YOUR GOAL:
State how many lines in the listing below include the word "pattern", and add nothing besides the number.

(Dataset entries on figures)
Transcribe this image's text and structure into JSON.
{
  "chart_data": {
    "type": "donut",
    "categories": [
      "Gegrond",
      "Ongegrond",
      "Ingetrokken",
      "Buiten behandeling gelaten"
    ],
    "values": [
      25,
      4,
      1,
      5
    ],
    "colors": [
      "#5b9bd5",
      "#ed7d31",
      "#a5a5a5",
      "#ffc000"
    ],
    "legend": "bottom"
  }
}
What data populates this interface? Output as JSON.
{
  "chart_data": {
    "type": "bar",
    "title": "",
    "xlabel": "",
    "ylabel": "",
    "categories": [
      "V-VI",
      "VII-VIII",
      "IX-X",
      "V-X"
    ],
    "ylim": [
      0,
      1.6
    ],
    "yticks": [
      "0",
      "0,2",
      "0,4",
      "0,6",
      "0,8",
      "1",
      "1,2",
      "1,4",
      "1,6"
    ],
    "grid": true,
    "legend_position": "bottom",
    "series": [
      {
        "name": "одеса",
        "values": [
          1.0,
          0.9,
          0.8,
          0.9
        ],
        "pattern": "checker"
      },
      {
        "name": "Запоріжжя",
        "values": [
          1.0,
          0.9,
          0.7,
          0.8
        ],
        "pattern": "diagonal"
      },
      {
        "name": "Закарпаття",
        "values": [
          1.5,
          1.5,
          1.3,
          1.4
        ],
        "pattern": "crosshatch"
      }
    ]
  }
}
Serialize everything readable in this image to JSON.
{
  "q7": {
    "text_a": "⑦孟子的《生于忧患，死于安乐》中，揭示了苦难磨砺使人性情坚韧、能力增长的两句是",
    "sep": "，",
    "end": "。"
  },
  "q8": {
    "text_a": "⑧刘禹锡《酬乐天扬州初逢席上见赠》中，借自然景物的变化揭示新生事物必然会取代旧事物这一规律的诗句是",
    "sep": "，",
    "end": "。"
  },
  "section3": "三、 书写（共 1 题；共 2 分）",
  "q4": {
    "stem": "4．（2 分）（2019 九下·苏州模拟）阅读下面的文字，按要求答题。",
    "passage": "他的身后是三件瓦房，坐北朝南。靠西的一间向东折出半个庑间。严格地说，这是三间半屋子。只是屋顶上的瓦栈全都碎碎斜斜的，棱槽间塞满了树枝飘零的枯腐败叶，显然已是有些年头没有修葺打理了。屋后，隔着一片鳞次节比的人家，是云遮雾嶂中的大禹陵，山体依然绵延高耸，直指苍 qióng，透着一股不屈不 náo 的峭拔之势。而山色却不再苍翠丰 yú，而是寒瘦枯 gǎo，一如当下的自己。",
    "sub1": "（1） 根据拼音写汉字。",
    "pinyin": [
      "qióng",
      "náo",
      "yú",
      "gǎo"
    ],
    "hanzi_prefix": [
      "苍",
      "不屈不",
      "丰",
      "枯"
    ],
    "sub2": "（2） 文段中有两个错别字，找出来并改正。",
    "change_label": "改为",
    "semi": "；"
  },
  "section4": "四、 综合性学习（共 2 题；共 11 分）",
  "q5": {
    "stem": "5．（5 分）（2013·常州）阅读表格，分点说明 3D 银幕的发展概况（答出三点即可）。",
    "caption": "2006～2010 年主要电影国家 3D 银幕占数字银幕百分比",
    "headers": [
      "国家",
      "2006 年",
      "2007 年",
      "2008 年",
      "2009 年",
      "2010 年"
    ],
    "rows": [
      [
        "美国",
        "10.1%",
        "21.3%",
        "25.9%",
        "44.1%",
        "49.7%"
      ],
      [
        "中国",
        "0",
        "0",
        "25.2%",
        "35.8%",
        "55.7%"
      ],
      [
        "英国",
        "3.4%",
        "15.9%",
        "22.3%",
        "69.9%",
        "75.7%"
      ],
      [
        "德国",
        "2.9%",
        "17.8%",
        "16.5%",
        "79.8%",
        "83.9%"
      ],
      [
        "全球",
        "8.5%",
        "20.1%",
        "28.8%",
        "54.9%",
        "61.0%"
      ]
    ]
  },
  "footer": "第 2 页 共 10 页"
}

RESULT:
3